*WORK REQUIRED*
Filter this material down to the lines that hold "knocking", copying each one.

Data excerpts
## start

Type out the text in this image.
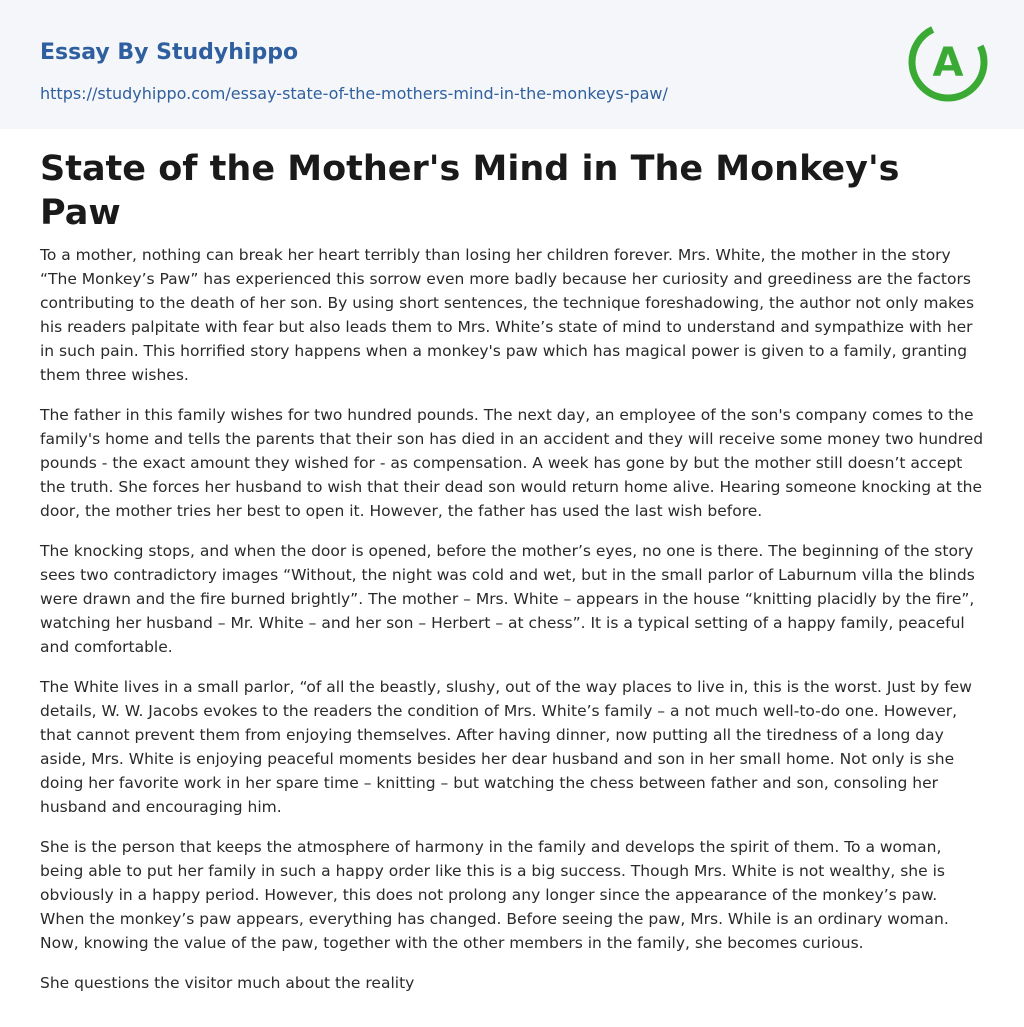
Essay By Studyhippo
https://studyhippo.com/essay-state-of-the-mothers-mind-in-the-monkeys-paw/
A
State of the Mother's Mind in The Monkey's Paw

To a mother, nothing can break her heart terribly than losing her children forever. Mrs. White, the mother in the story “The Monkey’s Paw” has experienced this sorrow even more badly because her curiosity and greediness are the factors contributing to the death of her son. By using short sentences, the technique foreshadowing, the author not only makes his readers palpitate with fear but also leads them to Mrs. White’s state of mind to understand and sympathize with her in such pain. This horrified story happens when a monkey's paw which has magical power is given to a family, granting them three wishes.

The father in this family wishes for two hundred pounds. The next day, an employee of the son's company comes to the family's home and tells the parents that their son has died in an accident and they will receive some money two hundred pounds - the exact amount they wished for - as compensation. A week has gone by but the mother still doesn’t accept the truth. She forces her husband to wish that their dead son would return home alive. Hearing someone knocking at the door, the mother tries her best to open it. However, the father has used the last wish before.

The knocking stops, and when the door is opened, before the mother’s eyes, no one is there. The beginning of the story sees two contradictory images “Without, the night was cold and wet, but in the small parlor of Laburnum villa the blinds were drawn and the fire burned brightly”. The mother – Mrs. White – appears in the house “knitting placidly by the fire”, watching her husband – Mr. White – and her son – Herbert – at chess”. It is a typical setting of a happy family, peaceful and comfortable.

The White lives in a small parlor, “of all the beastly, slushy, out of the way places to live in, this is the worst. Just by few details, W. W. Jacobs evokes to the readers the condition of Mrs. White’s family – a not much well-to-do one. However, that cannot prevent them from enjoying themselves. After having dinner, now putting all the tiredness of a long day aside, Mrs. White is enjoying peaceful moments besides her dear husband and son in her small home. Not only is she doing her favorite work in her spare time – knitting – but watching the chess between father and son, consoling her husband and encouraging him.

She is the person that keeps the atmosphere of harmony in the family and develops the spirit of them. To a woman, being able to put her family in such a happy order like this is a big success. Though Mrs. White is not wealthy, she is obviously in a happy period. However, this does not prolong any longer since the appearance of the monkey’s paw. When the monkey’s paw appears, everything has changed. Before seeing the paw, Mrs. While is an ordinary woman. Now, knowing the value of the paw, together with the other members in the family, she becomes curious.

She questions the visitor much about the reality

## end

*REPLY*
The father in this family wishes for two hundred pounds. The next day, an employee of the son's company comes to the family's home and tells the parents that their son has died in an accident and they will receive some money two hundred pounds - the exact amount they wished for - as compensation. A week has gone by but the mother still doesn’t accept the truth. She forces her husband to wish that their dead son would return home alive. Hearing someone knocking at the door, the mother tries her best to open it. However, the father has used the last wish before.
The knocking stops, and when the door is opened, before the mother’s eyes, no one is there. The beginning of the story sees two contradictory images “Without, the night was cold and wet, but in the small parlor of Laburnum villa the blinds were drawn and the fire burned brightly”. The mother – Mrs. White – appears in the house “knitting placidly by the fire”, watching her husband – Mr. White – and her son – Herbert – at chess”. It is a typical setting of a happy family, peaceful and comfortable.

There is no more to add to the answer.